» **Entries provided**
==============================

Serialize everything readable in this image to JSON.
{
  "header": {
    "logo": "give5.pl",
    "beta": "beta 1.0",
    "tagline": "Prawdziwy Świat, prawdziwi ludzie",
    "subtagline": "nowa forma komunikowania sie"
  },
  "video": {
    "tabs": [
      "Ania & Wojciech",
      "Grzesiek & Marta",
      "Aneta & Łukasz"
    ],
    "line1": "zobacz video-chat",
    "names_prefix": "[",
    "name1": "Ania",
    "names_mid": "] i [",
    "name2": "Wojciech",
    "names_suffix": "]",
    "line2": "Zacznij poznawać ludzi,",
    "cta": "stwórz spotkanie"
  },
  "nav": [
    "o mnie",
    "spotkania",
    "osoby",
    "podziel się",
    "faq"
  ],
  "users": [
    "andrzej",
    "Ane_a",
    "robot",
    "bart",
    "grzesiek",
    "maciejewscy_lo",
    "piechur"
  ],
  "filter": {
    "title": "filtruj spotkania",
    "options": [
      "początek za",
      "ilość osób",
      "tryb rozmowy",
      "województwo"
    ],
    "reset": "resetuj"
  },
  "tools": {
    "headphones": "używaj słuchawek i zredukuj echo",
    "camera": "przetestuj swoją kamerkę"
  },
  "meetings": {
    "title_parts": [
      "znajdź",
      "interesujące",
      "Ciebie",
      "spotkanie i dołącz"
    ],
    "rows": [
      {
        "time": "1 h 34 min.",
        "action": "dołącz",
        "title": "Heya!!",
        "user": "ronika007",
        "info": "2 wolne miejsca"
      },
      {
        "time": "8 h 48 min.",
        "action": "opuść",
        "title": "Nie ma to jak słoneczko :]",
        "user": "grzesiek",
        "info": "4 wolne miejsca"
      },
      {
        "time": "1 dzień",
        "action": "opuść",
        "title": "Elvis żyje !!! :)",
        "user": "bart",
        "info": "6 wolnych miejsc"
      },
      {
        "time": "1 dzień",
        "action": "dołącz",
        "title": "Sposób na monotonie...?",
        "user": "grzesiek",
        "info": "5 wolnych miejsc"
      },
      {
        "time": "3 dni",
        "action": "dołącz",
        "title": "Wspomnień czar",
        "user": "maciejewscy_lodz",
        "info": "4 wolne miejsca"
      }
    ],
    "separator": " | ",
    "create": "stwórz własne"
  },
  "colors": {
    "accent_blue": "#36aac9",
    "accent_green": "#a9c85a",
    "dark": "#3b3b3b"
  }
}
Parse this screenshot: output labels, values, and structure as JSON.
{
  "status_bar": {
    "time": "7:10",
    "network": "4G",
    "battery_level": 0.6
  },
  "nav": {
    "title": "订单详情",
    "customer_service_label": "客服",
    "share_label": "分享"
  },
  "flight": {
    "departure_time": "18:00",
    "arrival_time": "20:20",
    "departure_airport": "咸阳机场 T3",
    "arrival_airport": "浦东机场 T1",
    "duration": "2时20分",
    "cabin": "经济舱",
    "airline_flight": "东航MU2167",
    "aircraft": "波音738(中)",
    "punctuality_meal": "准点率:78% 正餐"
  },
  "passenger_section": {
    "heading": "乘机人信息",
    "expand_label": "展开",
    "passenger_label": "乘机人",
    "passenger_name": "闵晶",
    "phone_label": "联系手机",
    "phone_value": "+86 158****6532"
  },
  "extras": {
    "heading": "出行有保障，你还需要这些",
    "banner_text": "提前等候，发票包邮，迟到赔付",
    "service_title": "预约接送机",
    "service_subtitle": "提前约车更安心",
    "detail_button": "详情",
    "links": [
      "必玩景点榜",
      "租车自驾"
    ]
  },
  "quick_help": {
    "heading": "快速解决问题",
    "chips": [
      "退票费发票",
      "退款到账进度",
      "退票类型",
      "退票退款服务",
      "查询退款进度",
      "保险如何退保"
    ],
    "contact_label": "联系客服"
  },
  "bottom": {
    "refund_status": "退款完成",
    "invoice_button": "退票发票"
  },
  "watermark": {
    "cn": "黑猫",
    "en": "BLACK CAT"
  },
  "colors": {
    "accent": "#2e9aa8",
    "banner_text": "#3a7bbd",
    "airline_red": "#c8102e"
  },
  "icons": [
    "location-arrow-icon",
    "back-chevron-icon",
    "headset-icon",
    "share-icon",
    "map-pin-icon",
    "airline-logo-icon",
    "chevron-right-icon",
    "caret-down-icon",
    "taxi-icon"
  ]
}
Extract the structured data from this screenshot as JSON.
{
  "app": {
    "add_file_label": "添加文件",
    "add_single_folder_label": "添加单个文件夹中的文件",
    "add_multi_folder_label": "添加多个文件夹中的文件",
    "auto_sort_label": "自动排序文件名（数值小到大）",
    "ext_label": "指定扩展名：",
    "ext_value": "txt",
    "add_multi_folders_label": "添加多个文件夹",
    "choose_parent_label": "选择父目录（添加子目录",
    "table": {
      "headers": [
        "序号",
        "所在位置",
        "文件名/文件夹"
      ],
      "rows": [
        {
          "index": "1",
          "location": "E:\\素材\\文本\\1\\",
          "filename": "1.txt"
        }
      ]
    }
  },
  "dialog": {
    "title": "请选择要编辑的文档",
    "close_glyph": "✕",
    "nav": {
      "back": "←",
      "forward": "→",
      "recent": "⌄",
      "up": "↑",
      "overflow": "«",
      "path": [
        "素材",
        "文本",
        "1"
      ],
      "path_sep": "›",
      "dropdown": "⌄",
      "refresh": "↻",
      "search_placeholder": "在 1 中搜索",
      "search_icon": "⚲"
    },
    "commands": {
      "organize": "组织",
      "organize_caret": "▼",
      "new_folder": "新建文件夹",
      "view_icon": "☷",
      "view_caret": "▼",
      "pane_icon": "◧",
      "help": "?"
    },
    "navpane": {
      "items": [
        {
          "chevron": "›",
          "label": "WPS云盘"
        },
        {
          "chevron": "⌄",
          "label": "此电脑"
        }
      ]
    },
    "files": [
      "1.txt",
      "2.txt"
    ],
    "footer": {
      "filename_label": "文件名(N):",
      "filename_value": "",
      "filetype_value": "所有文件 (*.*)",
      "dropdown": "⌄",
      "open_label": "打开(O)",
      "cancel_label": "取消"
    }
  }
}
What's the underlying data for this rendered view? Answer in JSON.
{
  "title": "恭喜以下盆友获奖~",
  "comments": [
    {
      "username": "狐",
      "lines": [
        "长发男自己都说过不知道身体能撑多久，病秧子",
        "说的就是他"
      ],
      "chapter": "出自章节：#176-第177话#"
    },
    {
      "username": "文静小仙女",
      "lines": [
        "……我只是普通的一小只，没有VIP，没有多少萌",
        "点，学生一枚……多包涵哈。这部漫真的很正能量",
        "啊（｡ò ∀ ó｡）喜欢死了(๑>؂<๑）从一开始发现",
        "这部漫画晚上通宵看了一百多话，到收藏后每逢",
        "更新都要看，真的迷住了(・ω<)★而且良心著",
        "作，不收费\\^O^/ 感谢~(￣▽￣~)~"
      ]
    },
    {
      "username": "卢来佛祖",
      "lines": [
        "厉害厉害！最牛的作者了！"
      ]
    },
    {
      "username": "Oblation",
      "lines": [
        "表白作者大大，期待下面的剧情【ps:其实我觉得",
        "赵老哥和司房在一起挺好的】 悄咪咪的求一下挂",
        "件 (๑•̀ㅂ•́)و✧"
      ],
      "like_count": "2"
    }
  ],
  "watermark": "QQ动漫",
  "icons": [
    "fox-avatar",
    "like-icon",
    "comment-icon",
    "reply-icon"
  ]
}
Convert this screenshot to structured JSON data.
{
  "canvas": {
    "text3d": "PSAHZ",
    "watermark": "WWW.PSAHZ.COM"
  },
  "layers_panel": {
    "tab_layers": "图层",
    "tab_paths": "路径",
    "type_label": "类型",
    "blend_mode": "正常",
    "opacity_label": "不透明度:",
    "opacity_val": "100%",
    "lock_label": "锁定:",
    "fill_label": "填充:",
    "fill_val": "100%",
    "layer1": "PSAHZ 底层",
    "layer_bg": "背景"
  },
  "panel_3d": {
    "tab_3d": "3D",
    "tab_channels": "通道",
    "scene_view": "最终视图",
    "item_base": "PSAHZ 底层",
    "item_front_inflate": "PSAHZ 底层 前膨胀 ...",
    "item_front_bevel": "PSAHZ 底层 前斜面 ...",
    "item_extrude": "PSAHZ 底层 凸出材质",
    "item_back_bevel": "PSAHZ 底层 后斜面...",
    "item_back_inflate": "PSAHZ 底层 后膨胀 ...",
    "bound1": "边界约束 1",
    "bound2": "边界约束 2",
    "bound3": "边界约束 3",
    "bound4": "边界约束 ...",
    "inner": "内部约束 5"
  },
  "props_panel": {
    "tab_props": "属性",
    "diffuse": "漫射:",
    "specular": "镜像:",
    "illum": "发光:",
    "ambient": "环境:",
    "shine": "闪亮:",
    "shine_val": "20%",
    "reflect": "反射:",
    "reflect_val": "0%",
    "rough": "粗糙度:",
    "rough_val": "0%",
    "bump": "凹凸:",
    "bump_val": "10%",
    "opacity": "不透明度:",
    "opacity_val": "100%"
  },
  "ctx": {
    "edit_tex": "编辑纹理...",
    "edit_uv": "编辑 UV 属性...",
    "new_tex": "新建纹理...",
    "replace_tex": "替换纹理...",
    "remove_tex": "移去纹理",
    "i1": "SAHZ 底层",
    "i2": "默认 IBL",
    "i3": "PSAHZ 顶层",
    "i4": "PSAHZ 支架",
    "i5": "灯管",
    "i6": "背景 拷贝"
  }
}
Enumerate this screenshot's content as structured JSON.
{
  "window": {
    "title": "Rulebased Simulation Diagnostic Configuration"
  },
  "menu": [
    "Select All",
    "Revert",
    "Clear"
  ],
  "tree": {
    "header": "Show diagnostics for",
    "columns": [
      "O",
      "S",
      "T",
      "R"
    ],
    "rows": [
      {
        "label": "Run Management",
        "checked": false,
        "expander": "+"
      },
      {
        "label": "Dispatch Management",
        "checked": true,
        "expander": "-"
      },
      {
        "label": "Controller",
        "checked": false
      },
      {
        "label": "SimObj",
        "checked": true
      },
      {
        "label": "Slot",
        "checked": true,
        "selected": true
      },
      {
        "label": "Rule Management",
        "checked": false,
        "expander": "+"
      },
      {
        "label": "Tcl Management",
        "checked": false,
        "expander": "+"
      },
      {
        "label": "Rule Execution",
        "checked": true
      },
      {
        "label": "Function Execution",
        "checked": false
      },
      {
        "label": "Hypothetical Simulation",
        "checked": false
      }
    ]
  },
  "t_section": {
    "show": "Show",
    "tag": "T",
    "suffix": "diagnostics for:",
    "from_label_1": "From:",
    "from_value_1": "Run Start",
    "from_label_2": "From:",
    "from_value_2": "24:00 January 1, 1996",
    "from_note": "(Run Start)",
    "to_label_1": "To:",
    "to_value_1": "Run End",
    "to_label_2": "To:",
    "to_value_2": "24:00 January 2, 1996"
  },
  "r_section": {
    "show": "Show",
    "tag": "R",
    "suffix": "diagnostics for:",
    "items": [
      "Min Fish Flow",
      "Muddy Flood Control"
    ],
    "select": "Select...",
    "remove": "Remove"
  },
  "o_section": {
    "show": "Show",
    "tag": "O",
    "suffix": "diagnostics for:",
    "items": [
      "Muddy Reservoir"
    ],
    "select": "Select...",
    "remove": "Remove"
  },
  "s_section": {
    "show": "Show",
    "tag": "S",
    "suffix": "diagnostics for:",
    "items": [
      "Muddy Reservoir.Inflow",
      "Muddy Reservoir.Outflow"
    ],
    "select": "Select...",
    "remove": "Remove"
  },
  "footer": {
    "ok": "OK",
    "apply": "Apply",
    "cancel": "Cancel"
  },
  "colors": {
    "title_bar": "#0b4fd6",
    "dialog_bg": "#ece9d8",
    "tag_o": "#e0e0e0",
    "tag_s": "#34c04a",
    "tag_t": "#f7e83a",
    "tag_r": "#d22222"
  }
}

==============================

» **Given instruction**
Copy out every line of the listing that contains the string "screenshot".

» **Response to the task**
Parse this screenshot: output labels, values, and structure as JSON.
Extract the structured data from this screenshot as JSON.
Convert this screenshot to structured JSON data.
Enumerate this screenshot's content as structured JSON.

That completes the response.